(Element boundary records)
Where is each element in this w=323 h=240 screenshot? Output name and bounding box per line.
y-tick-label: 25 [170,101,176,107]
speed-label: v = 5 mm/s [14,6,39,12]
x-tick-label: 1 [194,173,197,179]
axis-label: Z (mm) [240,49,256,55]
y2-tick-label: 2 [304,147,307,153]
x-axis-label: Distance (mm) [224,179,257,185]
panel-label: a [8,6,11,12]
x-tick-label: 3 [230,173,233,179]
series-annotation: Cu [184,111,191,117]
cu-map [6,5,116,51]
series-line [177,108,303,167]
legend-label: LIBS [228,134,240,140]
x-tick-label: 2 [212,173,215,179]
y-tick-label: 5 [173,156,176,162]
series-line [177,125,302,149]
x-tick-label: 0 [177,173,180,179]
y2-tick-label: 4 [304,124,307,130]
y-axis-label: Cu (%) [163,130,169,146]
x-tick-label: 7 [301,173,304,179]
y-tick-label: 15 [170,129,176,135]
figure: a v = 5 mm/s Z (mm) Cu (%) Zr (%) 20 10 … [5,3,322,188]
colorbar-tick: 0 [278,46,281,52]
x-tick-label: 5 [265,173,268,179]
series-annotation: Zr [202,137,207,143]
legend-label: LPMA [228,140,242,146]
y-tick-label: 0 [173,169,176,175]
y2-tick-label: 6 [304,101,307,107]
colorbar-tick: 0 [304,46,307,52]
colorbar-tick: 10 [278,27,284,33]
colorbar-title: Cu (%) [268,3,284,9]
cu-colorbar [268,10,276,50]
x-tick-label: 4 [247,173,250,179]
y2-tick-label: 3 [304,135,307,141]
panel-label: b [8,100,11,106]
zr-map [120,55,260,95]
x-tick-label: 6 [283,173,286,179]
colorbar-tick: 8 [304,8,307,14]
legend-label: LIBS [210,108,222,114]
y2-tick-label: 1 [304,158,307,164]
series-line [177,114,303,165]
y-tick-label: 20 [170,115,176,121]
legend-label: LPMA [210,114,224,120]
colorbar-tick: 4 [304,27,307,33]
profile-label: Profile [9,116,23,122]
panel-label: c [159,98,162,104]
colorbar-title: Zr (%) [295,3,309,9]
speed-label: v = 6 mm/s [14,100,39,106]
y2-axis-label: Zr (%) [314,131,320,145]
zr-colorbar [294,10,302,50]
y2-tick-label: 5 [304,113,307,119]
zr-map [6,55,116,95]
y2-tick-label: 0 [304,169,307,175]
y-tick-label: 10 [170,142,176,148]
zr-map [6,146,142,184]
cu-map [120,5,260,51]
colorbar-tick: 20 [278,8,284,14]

• EXERCISE DESCRIPTION:
Quote the lines from the start of the records through the line holding "zr-map [120,55,260,95]", both ends included.

• RESULT BELOW:
Where is each element in this w=323 h=240 screenshot? Output name and bounding box per line.
y-tick-label: 25 [170,101,176,107]
speed-label: v = 5 mm/s [14,6,39,12]
x-tick-label: 1 [194,173,197,179]
axis-label: Z (mm) [240,49,256,55]
y2-tick-label: 2 [304,147,307,153]
x-axis-label: Distance (mm) [224,179,257,185]
panel-label: a [8,6,11,12]
x-tick-label: 3 [230,173,233,179]
series-annotation: Cu [184,111,191,117]
cu-map [6,5,116,51]
series-line [177,108,303,167]
legend-label: LIBS [228,134,240,140]
x-tick-label: 2 [212,173,215,179]
y-tick-label: 5 [173,156,176,162]
series-line [177,125,302,149]
x-tick-label: 0 [177,173,180,179]
y2-tick-label: 4 [304,124,307,130]
y-axis-label: Cu (%) [163,130,169,146]
x-tick-label: 7 [301,173,304,179]
y-tick-label: 15 [170,129,176,135]
figure: a v = 5 mm/s Z (mm) Cu (%) Zr (%) 20 10 … [5,3,322,188]
colorbar-tick: 0 [278,46,281,52]
x-tick-label: 5 [265,173,268,179]
series-annotation: Zr [202,137,207,143]
legend-label: LPMA [228,140,242,146]
y-tick-label: 0 [173,169,176,175]
y2-tick-label: 6 [304,101,307,107]
colorbar-tick: 0 [304,46,307,52]
colorbar-tick: 10 [278,27,284,33]
colorbar-title: Cu (%) [268,3,284,9]
cu-colorbar [268,10,276,50]
x-tick-label: 4 [247,173,250,179]
y2-tick-label: 3 [304,135,307,141]
panel-label: b [8,100,11,106]
zr-map [120,55,260,95]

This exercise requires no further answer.